Sand dunes have a similar issue; the wind that forms sand dunes does not discriminate based off particle color.
TARs also cannot be sand dunes covered in dust, as TARs appear bright in places without dust–they are actually bright, not just covered in something bright.
So then…what are TARs? How do they form? The author of today’s article has a hypothesis: they are old dust deposits, shaped by millennia of sandblasting. Sandblasting is the repeated impact of sand particles picked up by the wind and impacting an object, slowly wearing away at it.
In this hypothesis, dust is carried in suspension by the wind, high above the surface of Mars. With high topography, such as mountains, these drop from the sky, the air too thin to carry them. They slide downslope, may be carried up by more winds, and in the end, there are a variety of different deposits formed all over the tropics of Mars. Some collect on the lee side of formations raised above the ground, such as crater rims. Others form pyramid-like shapes, with one end trailing longer than the others; in a line, these blend and form dune-like features. TARs, then, are perhaps these same formations, but etched furthers by years of sandblasting. The different original dust deposits lead to different variations in the present TARs.

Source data
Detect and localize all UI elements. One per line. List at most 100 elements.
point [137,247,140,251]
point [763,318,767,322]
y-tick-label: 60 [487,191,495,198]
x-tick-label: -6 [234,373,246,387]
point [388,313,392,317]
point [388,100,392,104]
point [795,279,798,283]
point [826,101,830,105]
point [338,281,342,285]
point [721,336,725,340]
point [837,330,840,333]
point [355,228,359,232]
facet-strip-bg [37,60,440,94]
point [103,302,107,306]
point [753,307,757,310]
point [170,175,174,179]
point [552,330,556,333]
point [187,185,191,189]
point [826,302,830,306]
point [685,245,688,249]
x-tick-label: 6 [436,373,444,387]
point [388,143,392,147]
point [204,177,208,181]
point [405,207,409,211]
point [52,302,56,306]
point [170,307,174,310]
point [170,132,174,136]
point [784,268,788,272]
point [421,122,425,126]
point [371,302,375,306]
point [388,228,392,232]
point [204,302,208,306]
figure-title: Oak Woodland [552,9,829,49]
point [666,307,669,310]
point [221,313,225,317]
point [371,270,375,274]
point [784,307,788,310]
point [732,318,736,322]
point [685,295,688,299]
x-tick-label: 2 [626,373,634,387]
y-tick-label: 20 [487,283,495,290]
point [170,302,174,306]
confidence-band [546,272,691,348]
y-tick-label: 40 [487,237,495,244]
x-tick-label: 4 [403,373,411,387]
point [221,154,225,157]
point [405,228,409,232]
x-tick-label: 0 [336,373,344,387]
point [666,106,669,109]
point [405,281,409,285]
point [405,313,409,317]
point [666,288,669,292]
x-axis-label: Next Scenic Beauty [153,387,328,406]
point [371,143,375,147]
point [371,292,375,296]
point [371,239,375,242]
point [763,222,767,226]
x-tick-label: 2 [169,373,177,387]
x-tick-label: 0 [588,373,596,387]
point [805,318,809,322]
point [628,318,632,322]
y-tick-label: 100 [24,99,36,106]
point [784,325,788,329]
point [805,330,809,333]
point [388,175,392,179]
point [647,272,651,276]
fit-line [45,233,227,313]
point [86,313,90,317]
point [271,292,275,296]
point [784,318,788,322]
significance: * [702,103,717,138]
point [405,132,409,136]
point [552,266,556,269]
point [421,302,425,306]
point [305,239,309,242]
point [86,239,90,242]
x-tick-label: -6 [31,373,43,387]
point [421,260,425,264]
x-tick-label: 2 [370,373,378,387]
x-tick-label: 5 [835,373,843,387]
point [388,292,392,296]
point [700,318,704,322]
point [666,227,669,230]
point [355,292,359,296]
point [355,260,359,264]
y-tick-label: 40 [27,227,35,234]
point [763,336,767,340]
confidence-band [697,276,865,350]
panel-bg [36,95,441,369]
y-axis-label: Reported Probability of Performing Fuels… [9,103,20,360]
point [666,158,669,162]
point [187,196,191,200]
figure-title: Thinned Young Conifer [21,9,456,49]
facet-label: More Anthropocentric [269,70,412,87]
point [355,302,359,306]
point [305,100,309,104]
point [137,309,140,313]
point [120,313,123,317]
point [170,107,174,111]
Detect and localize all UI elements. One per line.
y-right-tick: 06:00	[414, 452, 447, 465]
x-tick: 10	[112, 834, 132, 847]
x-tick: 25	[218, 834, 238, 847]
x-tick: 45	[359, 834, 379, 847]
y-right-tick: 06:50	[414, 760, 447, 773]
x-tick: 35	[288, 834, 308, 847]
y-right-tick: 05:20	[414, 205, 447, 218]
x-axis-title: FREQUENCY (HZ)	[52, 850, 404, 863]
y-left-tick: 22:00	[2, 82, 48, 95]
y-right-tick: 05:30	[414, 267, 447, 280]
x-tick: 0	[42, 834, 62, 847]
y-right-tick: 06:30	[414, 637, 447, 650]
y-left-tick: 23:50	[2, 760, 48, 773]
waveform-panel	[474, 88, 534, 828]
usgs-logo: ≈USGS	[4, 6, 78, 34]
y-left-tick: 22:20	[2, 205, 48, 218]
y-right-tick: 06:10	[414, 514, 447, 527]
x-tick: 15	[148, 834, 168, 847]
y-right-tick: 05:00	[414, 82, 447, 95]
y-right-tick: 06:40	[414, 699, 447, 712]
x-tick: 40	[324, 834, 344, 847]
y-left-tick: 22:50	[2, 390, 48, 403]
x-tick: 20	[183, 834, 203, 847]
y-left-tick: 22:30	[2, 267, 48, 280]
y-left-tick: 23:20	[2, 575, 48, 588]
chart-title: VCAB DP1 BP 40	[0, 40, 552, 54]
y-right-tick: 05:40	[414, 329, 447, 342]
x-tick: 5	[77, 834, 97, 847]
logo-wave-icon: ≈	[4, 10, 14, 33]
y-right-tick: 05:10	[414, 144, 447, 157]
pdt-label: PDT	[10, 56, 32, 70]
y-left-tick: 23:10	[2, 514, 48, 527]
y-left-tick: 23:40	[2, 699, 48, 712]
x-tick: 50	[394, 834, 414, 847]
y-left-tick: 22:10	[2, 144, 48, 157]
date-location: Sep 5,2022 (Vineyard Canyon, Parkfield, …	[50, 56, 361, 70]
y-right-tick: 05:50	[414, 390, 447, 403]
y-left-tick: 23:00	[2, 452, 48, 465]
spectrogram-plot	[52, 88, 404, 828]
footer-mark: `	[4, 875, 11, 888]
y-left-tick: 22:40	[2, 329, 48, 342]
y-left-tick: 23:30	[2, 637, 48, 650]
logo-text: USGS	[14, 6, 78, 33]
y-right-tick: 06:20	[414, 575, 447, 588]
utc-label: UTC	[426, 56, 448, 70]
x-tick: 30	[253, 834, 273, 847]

What this task involves: Carry on the text about the formation of TARs on Mars, starting immediately after its final sentence. The items above are separate from the text and stand as independent material.

Answer box:
This hypothesis actually explains the features of TARs. Here:
TARs are always bright: pulverized sand turns to the bright dust of TARs. We know that TARs are being sandblasted and eroded today.
TARs are bright in dark regions and are found with no local supply of dust: dust carried in suspension is a global source, meaning all the dust that forms TARS came from a global source, with a uniform composition and therefore, consistent color. Mars is known to have global dust storms.
Based on cratering, TARs near sand dunes are younger than other TARS: sand dunes going over TARs have been observed. When unburied again, the TARs are further eroded. This erosion and sandblasting will also erase craters, making TARs seem younger than they are when age is judged by crater count. Sand dunes likely provide extra erosion when they cross TARS, making them appears younger than their counterparts that are not near sand dunes.
The previous estimate of the age of TARs put them at 1 to 3 million years old at most; the author of this study puts them at perhaps 5 million years old. Why? Erosion makes the TARs appear younger than they are. Why 5 million specifically? 5 million years ago, the axial tilt of Mars was likely different. Earth’s is a familiar 23.5 degrees or so, and is stabilized fairly well by the Moon. Mars’ axial tilt has varied from 15 to 35 degrees, and 5 million years ago, was likely near 45 degrees. This tilt would have given way to much different atmospheric conditions, which would have been more likely to produce TARs, as they likely formed with much stronger winds than currently found on Mars. Unless more TARs are being produced, the current ones will eventually vanish, eroded into nothingness. Arguably, we live in an interesting time in terms of Mars: modern TARs, and as September showed, even seemingly barren, desert planets can have water.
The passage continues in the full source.